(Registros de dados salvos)
========================================
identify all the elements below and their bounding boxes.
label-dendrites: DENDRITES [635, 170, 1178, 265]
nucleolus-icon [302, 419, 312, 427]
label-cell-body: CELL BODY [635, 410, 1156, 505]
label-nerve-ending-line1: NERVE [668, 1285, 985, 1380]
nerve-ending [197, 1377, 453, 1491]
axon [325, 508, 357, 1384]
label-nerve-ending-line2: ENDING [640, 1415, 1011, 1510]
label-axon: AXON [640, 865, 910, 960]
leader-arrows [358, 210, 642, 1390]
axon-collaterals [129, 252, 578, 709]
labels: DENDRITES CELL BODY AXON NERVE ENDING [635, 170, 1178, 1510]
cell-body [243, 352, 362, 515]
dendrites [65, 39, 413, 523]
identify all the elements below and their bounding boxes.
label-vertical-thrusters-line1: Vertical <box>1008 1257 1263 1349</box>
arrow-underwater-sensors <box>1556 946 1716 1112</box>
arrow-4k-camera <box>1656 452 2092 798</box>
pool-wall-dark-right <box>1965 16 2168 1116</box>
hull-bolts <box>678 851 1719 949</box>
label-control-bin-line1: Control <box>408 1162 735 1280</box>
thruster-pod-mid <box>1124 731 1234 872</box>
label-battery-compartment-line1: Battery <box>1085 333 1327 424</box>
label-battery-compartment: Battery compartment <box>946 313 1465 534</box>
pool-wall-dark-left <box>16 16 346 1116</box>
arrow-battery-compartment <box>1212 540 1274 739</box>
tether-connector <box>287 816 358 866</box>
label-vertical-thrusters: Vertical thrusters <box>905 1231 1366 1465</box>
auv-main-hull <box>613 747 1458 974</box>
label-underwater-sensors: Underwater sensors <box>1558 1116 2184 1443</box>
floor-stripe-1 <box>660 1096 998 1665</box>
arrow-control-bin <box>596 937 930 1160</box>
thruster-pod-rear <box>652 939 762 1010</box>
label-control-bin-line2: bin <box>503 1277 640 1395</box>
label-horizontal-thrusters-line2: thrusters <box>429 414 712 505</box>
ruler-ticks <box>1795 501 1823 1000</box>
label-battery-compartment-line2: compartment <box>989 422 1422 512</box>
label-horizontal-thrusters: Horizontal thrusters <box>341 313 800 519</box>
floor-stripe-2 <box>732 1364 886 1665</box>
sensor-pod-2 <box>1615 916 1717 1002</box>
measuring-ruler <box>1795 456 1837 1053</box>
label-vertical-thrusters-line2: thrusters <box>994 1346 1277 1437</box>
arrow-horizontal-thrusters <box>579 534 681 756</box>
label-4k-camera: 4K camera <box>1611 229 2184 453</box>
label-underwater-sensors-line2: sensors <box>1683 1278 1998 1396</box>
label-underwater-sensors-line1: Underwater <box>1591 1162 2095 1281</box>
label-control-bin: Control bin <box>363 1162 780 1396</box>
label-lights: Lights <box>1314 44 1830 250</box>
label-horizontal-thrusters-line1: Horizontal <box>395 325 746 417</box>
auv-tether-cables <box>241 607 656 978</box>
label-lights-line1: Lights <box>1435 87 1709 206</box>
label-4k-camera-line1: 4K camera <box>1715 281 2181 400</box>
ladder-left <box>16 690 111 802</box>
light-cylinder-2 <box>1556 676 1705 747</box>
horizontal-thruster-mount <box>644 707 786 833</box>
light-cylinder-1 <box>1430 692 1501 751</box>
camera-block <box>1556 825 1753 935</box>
========================================
Tarefa proposta | Reproduza, sem nenhuma alteração, todas as linhas dos dados acima.

Exercício resolvido |
identify all the elements below and their bounding boxes.
label-dendrites: DENDRITES [635, 170, 1178, 265]
nucleolus-icon [302, 419, 312, 427]
label-cell-body: CELL BODY [635, 410, 1156, 505]
label-nerve-ending-line1: NERVE [668, 1285, 985, 1380]
nerve-ending [197, 1377, 453, 1491]
axon [325, 508, 357, 1384]
label-nerve-ending-line2: ENDING [640, 1415, 1011, 1510]
label-axon: AXON [640, 865, 910, 960]
leader-arrows [358, 210, 642, 1390]
axon-collaterals [129, 252, 578, 709]
labels: DENDRITES CELL BODY AXON NERVE ENDING [635, 170, 1178, 1510]
cell-body [243, 352, 362, 515]
dendrites [65, 39, 413, 523]
identify all the elements below and their bounding boxes.
label-vertical-thrusters-line1: Vertical <box>1008 1257 1263 1349</box>
arrow-underwater-sensors <box>1556 946 1716 1112</box>
arrow-4k-camera <box>1656 452 2092 798</box>
pool-wall-dark-right <box>1965 16 2168 1116</box>
hull-bolts <box>678 851 1719 949</box>
label-control-bin-line1: Control <box>408 1162 735 1280</box>
thruster-pod-mid <box>1124 731 1234 872</box>
label-battery-compartment-line1: Battery <box>1085 333 1327 424</box>
label-battery-compartment: Battery compartment <box>946 313 1465 534</box>
pool-wall-dark-left <box>16 16 346 1116</box>
arrow-battery-compartment <box>1212 540 1274 739</box>
tether-connector <box>287 816 358 866</box>
label-vertical-thrusters: Vertical thrusters <box>905 1231 1366 1465</box>
auv-main-hull <box>613 747 1458 974</box>
label-underwater-sensors: Underwater sensors <box>1558 1116 2184 1443</box>
floor-stripe-1 <box>660 1096 998 1665</box>
arrow-control-bin <box>596 937 930 1160</box>
thruster-pod-rear <box>652 939 762 1010</box>
label-control-bin-line2: bin <box>503 1277 640 1395</box>
label-horizontal-thrusters-line2: thrusters <box>429 414 712 505</box>
ruler-ticks <box>1795 501 1823 1000</box>
label-battery-compartment-line2: compartment <box>989 422 1422 512</box>
label-horizontal-thrusters: Horizontal thrusters <box>341 313 800 519</box>
floor-stripe-2 <box>732 1364 886 1665</box>
sensor-pod-2 <box>1615 916 1717 1002</box>
measuring-ruler <box>1795 456 1837 1053</box>
label-vertical-thrusters-line2: thrusters <box>994 1346 1277 1437</box>
arrow-horizontal-thrusters <box>579 534 681 756</box>
label-4k-camera: 4K camera <box>1611 229 2184 453</box>
label-underwater-sensors-line2: sensors <box>1683 1278 1998 1396</box>
label-underwater-sensors-line1: Underwater <box>1591 1162 2095 1281</box>
label-control-bin: Control bin <box>363 1162 780 1396</box>
label-lights: Lights <box>1314 44 1830 250</box>
label-horizontal-thrusters-line1: Horizontal <box>395 325 746 417</box>
auv-tether-cables <box>241 607 656 978</box>
label-lights-line1: Lights <box>1435 87 1709 206</box>
label-4k-camera-line1: 4K camera <box>1715 281 2181 400</box>
ladder-left <box>16 690 111 802</box>
light-cylinder-2 <box>1556 676 1705 747</box>
horizontal-thruster-mount <box>644 707 786 833</box>
light-cylinder-1 <box>1430 692 1501 751</box>
camera-block <box>1556 825 1753 935</box>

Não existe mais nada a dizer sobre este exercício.